Riporto come l'ho ricevuto da Sergio Nasi di Dalmine l'incredibile racconto di arretratezza e inefficienza nel 2012 in Lombardia.
Gent.le Italia Dei Valori,
sebbene ben più gravi problemi affliggano il nostro Paese e il nostro Comune in particolare,
permettetemi di segnalarvi un caso di digital divide che in un paese come Dalmine lascia francamente perplessi.
E non è il caso di utilizzare aggettivi più pesanti anche se questa situazione oggettivamente limita un po' di diritti di
una parte non irrilevante di cittadini.
Nel condominio di recente costruzione sito in via Pizzo Camino al n.17 (nonché negli altri nuovi stabili della zona)
in cui mi sono da poco trasferito e nel quale vivono al momento circa cinquanta famiglie,
non è possibile ricevere offerta Internet ADSL da nessun operatore a causa dell'obsolescenza degli apparati Telecom che servono la zona.

· · ·

### Compito da svolgere
Ricopia dalla segnalazione sul digital divide a Dalmine il passo compreso tra "Gent.le Italia Dei" e "servono la zona.", estremi inclusi.

### Estratto dei dati
· · ·

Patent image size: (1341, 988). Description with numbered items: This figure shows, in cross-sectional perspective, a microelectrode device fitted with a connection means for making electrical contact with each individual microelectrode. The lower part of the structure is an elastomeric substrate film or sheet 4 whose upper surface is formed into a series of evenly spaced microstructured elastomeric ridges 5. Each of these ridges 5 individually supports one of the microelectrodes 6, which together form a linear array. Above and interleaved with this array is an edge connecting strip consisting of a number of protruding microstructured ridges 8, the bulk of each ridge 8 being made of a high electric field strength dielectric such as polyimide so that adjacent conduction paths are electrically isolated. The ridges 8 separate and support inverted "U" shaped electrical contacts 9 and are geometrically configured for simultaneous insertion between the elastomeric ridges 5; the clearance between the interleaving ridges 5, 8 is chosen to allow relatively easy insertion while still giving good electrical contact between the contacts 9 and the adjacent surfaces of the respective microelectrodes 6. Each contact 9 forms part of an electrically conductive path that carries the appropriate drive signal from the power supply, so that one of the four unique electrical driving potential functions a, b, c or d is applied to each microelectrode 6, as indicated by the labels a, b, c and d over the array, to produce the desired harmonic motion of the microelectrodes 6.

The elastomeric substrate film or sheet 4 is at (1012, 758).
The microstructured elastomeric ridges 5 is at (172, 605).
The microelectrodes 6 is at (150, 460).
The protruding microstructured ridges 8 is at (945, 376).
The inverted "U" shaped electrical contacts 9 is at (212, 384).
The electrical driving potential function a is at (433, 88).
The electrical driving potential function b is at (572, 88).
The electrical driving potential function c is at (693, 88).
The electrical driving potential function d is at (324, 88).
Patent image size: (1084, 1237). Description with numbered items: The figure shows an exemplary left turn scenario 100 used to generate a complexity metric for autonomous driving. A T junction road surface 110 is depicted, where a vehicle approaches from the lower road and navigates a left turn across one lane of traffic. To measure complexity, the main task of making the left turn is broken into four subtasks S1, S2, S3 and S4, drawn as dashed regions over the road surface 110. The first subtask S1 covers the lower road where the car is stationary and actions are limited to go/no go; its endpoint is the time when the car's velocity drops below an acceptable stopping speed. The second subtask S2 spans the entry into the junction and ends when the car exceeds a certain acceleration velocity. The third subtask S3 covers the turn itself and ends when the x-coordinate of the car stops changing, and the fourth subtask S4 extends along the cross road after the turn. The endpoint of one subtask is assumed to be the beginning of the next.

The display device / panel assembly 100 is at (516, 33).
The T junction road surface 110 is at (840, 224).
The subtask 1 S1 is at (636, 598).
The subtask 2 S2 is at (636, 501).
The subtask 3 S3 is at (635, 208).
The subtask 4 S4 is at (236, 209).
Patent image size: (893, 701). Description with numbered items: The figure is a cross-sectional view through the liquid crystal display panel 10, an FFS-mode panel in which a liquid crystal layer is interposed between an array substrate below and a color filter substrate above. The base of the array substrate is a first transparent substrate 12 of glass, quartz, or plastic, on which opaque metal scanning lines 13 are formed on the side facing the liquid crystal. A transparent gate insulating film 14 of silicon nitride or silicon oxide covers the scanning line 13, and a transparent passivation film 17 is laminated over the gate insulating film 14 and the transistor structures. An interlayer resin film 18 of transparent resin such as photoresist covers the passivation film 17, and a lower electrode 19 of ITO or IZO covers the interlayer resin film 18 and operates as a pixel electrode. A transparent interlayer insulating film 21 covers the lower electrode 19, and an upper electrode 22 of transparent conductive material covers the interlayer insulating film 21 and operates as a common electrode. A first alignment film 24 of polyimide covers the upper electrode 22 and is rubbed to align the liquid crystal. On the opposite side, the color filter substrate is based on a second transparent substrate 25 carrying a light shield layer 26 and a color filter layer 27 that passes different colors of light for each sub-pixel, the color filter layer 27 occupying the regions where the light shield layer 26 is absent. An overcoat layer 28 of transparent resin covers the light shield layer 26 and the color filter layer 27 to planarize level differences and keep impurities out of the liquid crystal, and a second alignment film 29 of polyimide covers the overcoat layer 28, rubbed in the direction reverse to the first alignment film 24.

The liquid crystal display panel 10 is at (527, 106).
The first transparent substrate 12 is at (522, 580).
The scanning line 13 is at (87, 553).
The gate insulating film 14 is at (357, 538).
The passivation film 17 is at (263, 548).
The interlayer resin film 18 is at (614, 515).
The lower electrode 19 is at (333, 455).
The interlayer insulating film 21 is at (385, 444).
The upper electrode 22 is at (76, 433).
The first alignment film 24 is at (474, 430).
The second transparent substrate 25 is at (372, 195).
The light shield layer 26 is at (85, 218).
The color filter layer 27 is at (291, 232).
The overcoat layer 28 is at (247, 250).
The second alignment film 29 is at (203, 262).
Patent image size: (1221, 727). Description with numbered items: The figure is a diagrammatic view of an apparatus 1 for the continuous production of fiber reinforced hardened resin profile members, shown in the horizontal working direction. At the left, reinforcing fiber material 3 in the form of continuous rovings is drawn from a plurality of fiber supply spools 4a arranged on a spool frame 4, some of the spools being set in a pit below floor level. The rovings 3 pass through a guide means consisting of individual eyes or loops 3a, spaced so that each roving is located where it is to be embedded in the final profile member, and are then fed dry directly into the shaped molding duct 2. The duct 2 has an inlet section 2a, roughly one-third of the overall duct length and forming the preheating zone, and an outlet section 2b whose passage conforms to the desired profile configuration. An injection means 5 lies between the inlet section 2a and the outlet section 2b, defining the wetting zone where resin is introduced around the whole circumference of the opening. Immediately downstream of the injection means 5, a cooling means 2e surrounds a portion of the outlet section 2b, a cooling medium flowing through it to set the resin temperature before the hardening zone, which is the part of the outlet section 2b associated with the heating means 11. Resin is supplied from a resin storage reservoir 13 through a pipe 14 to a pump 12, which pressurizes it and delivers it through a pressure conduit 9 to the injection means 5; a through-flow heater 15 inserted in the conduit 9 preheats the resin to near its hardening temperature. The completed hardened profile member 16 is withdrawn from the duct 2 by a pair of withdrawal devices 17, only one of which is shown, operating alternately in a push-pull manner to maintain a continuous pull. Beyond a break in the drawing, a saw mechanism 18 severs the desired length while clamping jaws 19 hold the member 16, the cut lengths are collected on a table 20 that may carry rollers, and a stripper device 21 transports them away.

· · ·

### Risposta scritta
Gent.le Italia Dei Valori,
sebbene ben più gravi problemi affliggano il nostro Paese e il nostro Comune in particolare,
permettetemi di segnalarvi un caso di digital divide che in un paese come Dalmine lascia francamente perplessi.
E non è il caso di utilizzare aggettivi più pesanti anche se questa situazione oggettivamente limita un po' di diritti di
una parte non irrilevante di cittadini.
Nel condominio di recente costruzione sito in via Pizzo Camino al n.17 (nonché negli altri nuovi stabili della zona)
in cui mi sono da poco trasferito e nel quale vivono al momento circa cinquanta famiglie,
non è possibile ricevere offerta Internet ADSL da nessun operatore a causa dell'obsolescenza degli apparati Telecom che servono la zona.